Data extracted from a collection
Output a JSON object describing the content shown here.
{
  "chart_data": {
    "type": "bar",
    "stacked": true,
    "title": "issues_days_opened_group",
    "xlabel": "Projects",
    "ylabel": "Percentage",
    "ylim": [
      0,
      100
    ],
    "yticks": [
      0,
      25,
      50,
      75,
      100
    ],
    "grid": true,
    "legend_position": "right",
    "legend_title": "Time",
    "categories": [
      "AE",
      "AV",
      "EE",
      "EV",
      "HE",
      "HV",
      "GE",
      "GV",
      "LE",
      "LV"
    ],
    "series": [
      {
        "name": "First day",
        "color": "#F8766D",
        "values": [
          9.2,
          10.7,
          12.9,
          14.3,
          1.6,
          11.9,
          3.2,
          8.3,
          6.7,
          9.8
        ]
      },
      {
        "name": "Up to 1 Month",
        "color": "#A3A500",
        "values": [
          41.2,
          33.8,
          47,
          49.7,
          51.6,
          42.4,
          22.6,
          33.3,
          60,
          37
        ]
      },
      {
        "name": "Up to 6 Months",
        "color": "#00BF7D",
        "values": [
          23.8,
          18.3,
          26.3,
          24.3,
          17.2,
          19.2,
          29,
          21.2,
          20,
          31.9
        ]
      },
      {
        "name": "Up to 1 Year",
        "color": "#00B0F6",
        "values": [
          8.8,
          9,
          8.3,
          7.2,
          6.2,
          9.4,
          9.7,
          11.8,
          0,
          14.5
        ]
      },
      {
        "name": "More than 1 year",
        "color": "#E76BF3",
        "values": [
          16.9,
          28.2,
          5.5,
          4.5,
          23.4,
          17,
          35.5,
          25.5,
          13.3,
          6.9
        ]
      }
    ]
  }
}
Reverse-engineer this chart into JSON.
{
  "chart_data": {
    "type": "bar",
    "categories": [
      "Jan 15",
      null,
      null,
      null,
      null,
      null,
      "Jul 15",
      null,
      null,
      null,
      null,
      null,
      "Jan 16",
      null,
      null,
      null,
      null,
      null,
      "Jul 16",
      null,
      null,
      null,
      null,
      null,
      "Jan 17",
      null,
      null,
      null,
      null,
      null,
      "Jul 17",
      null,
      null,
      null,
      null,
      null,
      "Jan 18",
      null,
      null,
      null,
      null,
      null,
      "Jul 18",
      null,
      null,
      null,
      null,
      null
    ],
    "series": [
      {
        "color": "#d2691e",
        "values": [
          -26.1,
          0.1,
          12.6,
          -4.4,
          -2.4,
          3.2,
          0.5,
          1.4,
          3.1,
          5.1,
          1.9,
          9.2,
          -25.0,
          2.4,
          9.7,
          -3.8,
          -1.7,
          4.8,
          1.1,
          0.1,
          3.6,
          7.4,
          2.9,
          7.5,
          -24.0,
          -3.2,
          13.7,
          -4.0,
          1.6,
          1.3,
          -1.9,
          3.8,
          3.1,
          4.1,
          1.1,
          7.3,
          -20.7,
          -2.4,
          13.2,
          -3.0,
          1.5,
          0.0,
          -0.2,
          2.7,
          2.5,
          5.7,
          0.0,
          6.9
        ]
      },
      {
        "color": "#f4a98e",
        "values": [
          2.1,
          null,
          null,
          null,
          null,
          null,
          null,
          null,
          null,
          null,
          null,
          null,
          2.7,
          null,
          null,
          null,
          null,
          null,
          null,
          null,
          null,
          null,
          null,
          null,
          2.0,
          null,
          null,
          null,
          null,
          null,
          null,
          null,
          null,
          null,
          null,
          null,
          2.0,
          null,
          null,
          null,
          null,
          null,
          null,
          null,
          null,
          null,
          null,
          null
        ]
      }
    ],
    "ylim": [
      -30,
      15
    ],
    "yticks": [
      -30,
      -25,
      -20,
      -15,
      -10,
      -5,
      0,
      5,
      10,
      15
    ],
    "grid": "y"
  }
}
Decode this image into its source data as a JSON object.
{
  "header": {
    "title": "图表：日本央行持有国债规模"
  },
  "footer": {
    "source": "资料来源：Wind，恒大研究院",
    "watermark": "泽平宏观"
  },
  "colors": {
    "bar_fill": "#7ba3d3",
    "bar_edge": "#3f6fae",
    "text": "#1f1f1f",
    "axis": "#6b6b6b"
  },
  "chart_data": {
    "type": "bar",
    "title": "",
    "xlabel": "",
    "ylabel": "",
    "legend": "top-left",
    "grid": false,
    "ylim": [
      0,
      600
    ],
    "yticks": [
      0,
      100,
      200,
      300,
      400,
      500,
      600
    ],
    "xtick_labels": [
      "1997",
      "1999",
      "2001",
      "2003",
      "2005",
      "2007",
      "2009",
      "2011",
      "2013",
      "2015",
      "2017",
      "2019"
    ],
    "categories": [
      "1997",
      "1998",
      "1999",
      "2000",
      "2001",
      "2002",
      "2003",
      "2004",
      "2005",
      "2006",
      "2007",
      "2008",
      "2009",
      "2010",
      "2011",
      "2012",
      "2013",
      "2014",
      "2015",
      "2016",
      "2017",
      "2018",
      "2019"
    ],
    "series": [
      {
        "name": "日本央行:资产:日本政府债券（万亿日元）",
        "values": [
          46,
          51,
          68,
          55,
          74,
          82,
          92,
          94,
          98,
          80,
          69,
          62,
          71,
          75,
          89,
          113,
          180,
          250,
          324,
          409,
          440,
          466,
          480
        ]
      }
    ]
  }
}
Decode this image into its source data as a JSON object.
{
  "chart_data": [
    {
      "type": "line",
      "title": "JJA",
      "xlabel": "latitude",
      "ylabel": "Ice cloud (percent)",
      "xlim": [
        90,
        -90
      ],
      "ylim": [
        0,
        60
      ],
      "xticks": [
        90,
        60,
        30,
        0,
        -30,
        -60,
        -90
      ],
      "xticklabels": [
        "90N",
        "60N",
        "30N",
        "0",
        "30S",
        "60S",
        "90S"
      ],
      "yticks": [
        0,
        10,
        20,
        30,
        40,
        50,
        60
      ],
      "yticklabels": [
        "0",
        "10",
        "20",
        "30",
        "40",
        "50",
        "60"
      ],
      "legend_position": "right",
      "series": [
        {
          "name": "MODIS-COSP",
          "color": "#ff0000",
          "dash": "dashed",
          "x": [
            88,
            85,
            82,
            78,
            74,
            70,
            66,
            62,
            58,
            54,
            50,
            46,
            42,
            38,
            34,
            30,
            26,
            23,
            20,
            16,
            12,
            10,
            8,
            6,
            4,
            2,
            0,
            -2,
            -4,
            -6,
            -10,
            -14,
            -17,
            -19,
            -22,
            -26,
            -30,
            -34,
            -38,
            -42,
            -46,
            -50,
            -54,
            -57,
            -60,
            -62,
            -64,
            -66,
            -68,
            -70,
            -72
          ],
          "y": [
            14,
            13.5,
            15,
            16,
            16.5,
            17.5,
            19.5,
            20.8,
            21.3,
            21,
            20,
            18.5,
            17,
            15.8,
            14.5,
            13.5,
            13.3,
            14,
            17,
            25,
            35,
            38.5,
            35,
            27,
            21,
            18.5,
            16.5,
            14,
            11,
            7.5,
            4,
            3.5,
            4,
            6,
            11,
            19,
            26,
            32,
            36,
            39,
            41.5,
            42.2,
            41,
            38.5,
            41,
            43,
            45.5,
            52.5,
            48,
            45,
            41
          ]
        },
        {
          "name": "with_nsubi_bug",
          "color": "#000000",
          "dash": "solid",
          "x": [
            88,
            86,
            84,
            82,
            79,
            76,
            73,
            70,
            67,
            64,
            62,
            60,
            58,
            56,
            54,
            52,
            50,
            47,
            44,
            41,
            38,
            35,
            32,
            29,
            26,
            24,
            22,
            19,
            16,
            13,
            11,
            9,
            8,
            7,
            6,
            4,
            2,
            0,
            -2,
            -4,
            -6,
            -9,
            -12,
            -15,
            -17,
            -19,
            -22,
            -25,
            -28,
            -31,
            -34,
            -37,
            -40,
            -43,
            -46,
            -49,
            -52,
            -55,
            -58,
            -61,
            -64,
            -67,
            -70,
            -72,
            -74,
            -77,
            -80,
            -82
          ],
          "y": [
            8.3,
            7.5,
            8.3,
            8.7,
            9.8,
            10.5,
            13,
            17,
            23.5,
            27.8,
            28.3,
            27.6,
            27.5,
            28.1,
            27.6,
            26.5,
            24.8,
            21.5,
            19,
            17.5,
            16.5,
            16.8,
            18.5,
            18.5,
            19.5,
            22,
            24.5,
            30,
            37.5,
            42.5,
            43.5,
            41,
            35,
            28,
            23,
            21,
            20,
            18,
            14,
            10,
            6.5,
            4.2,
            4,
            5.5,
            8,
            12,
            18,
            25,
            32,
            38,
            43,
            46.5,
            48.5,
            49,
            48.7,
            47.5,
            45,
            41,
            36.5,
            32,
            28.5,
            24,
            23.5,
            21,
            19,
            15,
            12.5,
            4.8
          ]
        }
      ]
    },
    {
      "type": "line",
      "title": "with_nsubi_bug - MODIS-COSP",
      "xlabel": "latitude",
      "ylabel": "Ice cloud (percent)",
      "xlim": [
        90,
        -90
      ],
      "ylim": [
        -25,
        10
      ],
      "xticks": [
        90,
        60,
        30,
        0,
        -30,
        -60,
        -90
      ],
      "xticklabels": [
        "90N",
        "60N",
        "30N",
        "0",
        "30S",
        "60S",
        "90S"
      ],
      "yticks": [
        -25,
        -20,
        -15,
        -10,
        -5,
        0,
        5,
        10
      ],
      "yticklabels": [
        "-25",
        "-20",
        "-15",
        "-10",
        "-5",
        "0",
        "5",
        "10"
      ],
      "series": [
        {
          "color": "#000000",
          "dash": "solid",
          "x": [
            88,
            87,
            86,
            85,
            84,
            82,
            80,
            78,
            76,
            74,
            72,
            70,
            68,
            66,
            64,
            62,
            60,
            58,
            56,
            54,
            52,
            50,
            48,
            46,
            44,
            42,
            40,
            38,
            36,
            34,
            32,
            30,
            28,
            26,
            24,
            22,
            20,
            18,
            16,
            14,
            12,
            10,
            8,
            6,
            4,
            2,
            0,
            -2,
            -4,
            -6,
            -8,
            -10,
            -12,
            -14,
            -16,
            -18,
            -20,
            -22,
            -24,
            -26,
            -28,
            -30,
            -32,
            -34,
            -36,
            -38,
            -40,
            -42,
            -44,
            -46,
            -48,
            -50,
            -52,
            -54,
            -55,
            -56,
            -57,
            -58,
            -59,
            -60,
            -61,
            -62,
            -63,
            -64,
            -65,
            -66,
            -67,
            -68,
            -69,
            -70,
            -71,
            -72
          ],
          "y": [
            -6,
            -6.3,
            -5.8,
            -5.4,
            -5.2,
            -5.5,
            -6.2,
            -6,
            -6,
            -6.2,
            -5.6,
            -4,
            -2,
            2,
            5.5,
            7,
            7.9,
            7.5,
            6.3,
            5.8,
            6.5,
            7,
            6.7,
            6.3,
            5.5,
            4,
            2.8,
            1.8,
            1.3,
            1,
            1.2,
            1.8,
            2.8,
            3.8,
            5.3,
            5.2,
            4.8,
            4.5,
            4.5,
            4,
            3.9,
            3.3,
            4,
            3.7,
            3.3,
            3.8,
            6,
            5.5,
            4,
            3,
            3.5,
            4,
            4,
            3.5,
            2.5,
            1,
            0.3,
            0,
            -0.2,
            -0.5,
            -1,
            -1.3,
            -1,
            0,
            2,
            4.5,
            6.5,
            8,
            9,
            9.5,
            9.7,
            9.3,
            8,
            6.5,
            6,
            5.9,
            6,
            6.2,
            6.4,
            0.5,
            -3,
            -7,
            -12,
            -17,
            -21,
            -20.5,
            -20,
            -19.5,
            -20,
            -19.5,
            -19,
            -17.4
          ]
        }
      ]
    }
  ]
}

Set problem — Looking back at the lines above, state how many contain the word "COSP", and supply nothing besides the number.

Solution to this task — 2